<<<<

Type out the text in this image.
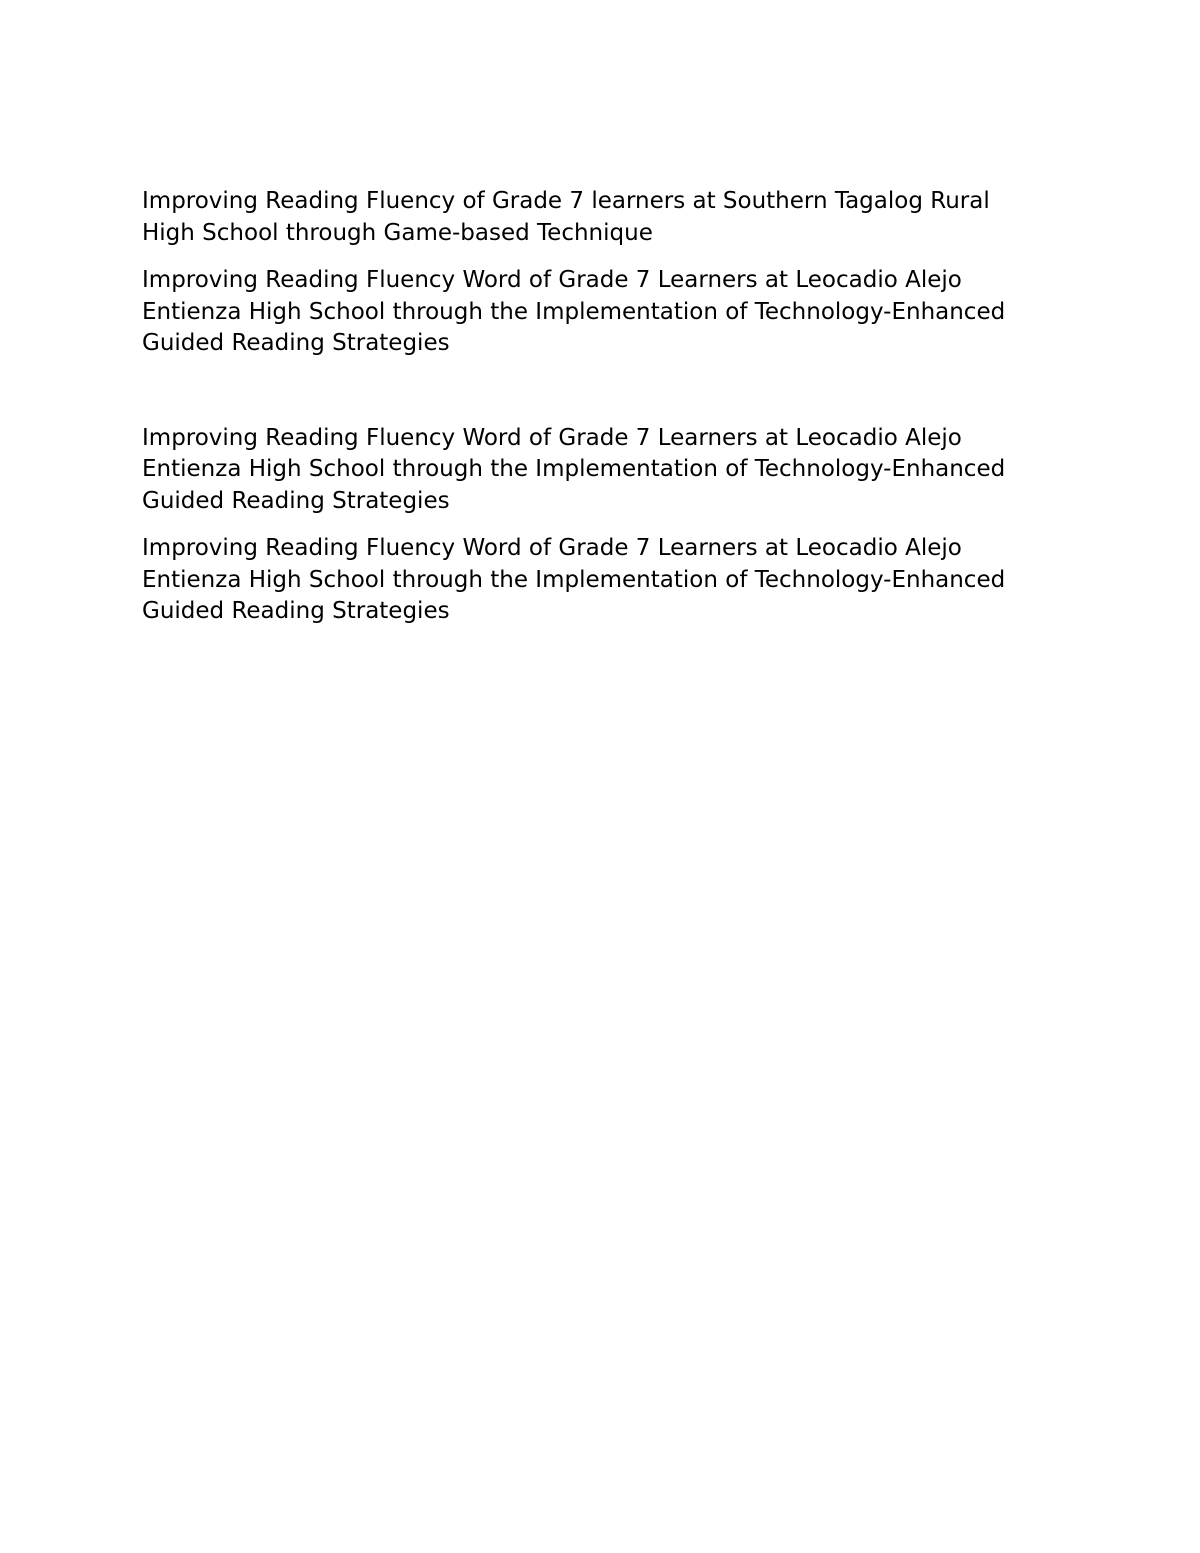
Improving Reading Fluency of Grade 7 learners at Southern Tagalog Rural
High School through Game-based Technique

Improving Reading Fluency Word of Grade 7 Learners at Leocadio Alejo
Entienza High School through the Implementation of Technology-Enhanced
Guided Reading Strategies

Improving Reading Fluency Word of Grade 7 Learners at Leocadio Alejo
Entienza High School through the Implementation of Technology-Enhanced
Guided Reading Strategies

Improving Reading Fluency Word of Grade 7 Learners at Leocadio Alejo
Entienza High School through the Implementation of Technology-Enhanced
Guided Reading Strategies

>>>>

= Set task =
In your copy of the listing above, reproduce each line exactly and omit all pictures.

= Output of the exercise =
Type out the text in this image.
Improving Reading Fluency of Grade 7 learners at Southern Tagalog Rural
High School through Game-based Technique

Improving Reading Fluency Word of Grade 7 Learners at Leocadio Alejo
Entienza High School through the Implementation of Technology-Enhanced
Guided Reading Strategies

Improving Reading Fluency Word of Grade 7 Learners at Leocadio Alejo
Entienza High School through the Implementation of Technology-Enhanced
Guided Reading Strategies

Improving Reading Fluency Word of Grade 7 Learners at Leocadio Alejo
Entienza High School through the Implementation of Technology-Enhanced
Guided Reading Strategies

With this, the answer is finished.